## YOUR TASK
Quote every line of the data below as it stands, omitting pictures.

Dataset entries:
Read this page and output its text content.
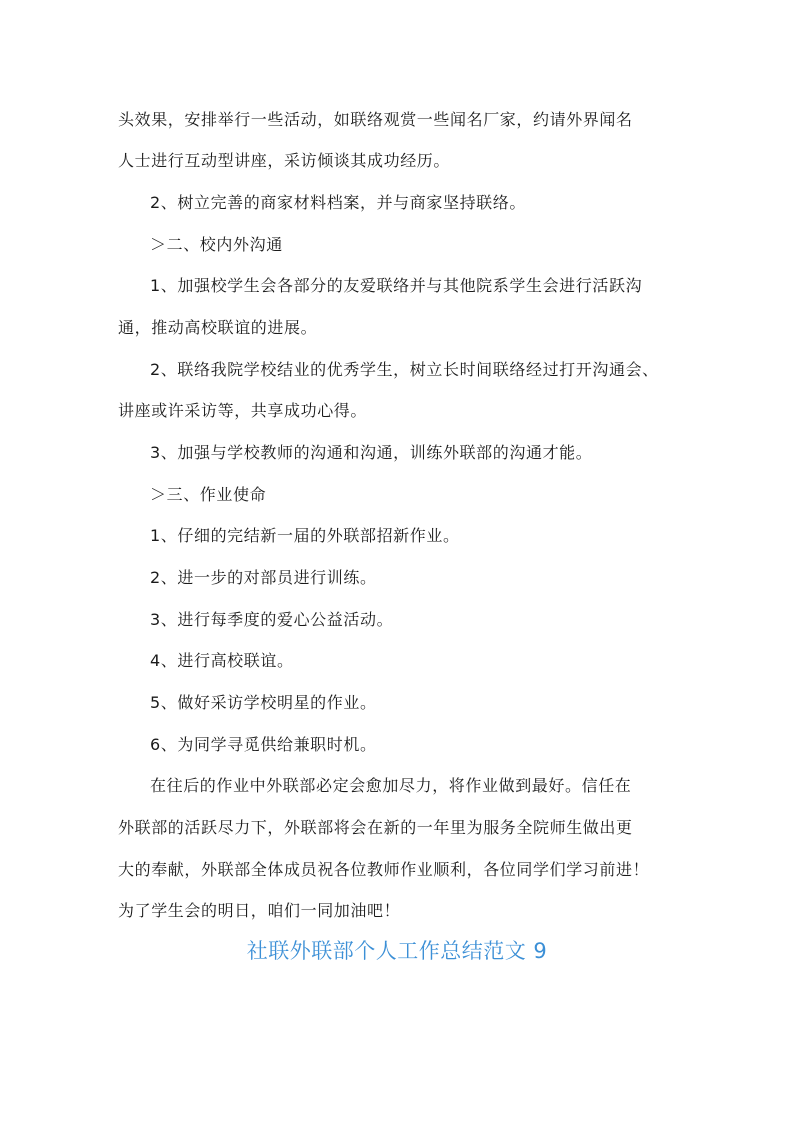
头效果，安排举行一些活动，如联络观赏一些闻名厂家，约请外界闻名
人士进行互动型讲座，采访倾谈其成功经历。
2、树立完善的商家材料档案，并与商家坚持联络。
＞二、校内外沟通
1、加强校学生会各部分的友爱联络并与其他院系学生会进行活跃沟
通，推动高校联谊的进展。
2、联络我院学校结业的优秀学生，树立长时间联络经过打开沟通会、
讲座或许采访等，共享成功心得。
3、加强与学校教师的沟通和沟通，训练外联部的沟通才能。
＞三、作业使命
1、仔细的完结新一届的外联部招新作业。
2、进一步的对部员进行训练。
3、进行每季度的爱心公益活动。
4、进行高校联谊。
5、做好采访学校明星的作业。
6、为同学寻觅供给兼职时机。
在往后的作业中外联部必定会愈加尽力，将作业做到最好。信任在
外联部的活跃尽力下，外联部将会在新的一年里为服务全院师生做出更
大的奉献，外联部全体成员祝各位教师作业顺利，各位同学们学习前进！
为了学生会的明日，咱们一同加油吧！
社联外联部个人工作总结范文 9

## CORRECT RESPONSE
Read this page and output its text content.
头效果，安排举行一些活动，如联络观赏一些闻名厂家，约请外界闻名
人士进行互动型讲座，采访倾谈其成功经历。
2、树立完善的商家材料档案，并与商家坚持联络。
＞二、校内外沟通
1、加强校学生会各部分的友爱联络并与其他院系学生会进行活跃沟
通，推动高校联谊的进展。
2、联络我院学校结业的优秀学生，树立长时间联络经过打开沟通会、
讲座或许采访等，共享成功心得。
3、加强与学校教师的沟通和沟通，训练外联部的沟通才能。
＞三、作业使命
1、仔细的完结新一届的外联部招新作业。
2、进一步的对部员进行训练。
3、进行每季度的爱心公益活动。
4、进行高校联谊。
5、做好采访学校明星的作业。
6、为同学寻觅供给兼职时机。
在往后的作业中外联部必定会愈加尽力，将作业做到最好。信任在
外联部的活跃尽力下，外联部将会在新的一年里为服务全院师生做出更
大的奉献，外联部全体成员祝各位教师作业顺利，各位同学们学习前进！
为了学生会的明日，咱们一同加油吧！
社联外联部个人工作总结范文 9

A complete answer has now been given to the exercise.